• Requests:
A: Answer these questions from the Masada: Yod entry, one per line:
(i) On what date was the album recorded?
(ii) Who wrote the Allmusic review of the album?
(iii) Which number is this album among the Masada recordings?
B: Reproduce word for word the stretch of the Masada: Yod entry from "Masada chronology" through "of Masada recordings.".

• Passage shown:
* Begin *
Studio album by John Zorn
- Released: 1998
- Recorded: September 15, 1997
- Genre: Jazz
- Length: 61:32
- Label: DIW DIW 935
- Producer: John Zorn and Kazunori Sugiyama

Masada chronology
| Masada: Tet (1997) | Masada: Yod (1998) | Live in Jerusalem 1994 (1999) |

John Zorn chronology
| Downtown Lullaby (1998) | Masada: Yod (1998) | Aporias: Requia for Piano and Orchestra (1998) |

= Masada: Yod =

Masada: Yod, also known as י or Masada 10, is a 1998 album by American composer and saxophonist John Zorn released on the Japanese DIW label. It is the tenth album of Masada recordings.

==Reception==

The Allmusic review by Jim Smith awarded the album 4 stars stating "From its first manic blast, it's clear that Masada, Vol. 10: Yod is going to be one of John Zorn and company's wildest, most confident works... What continues to impress in this, their tenth release, is the group's relentless energy and the sheer brilliance of their interplay".
* End *
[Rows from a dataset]
* Begin *
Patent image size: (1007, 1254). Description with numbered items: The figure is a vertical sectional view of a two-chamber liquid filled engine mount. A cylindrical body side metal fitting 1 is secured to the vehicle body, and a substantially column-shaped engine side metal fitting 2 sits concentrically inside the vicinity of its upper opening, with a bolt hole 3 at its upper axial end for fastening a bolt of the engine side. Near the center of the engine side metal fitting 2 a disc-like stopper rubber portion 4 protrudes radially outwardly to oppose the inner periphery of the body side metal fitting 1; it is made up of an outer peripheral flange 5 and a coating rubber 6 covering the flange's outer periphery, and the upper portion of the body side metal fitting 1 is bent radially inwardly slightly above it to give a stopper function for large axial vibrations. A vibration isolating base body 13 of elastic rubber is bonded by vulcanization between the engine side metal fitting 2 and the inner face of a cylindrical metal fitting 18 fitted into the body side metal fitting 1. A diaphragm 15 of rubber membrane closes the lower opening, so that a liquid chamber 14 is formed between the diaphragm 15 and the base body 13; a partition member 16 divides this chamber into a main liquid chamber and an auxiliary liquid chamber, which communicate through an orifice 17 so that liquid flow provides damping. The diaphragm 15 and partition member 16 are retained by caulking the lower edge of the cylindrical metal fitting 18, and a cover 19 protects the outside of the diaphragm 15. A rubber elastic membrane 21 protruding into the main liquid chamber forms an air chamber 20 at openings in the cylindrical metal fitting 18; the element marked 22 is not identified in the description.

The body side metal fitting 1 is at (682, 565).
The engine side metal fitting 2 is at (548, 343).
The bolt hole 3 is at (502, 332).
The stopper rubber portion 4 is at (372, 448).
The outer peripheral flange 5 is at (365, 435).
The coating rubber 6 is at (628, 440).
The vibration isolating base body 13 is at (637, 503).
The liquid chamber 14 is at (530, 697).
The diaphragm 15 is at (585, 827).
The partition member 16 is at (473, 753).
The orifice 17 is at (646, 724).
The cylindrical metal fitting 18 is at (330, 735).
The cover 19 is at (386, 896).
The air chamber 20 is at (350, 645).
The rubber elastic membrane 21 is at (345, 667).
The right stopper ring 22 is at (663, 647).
* End *
• Worked answers:
A:
(i) September 15, 1997
(ii) Jim Smith
(iii) The tenth

B:
Masada chronology
| Masada: Tet (1997) | Masada: Yod (1998) | Live in Jerusalem 1994 (1999) |

John Zorn chronology
| Downtown Lullaby (1998) | Masada: Yod (1998) | Aporias: Requia for Piano and Orchestra (1998) |

= Masada: Yod =

Masada: Yod, also known as י or Masada 10, is a 1998 album by American composer and saxophonist John Zorn released on the Japanese DIW label. It is the tenth album of Masada recordings.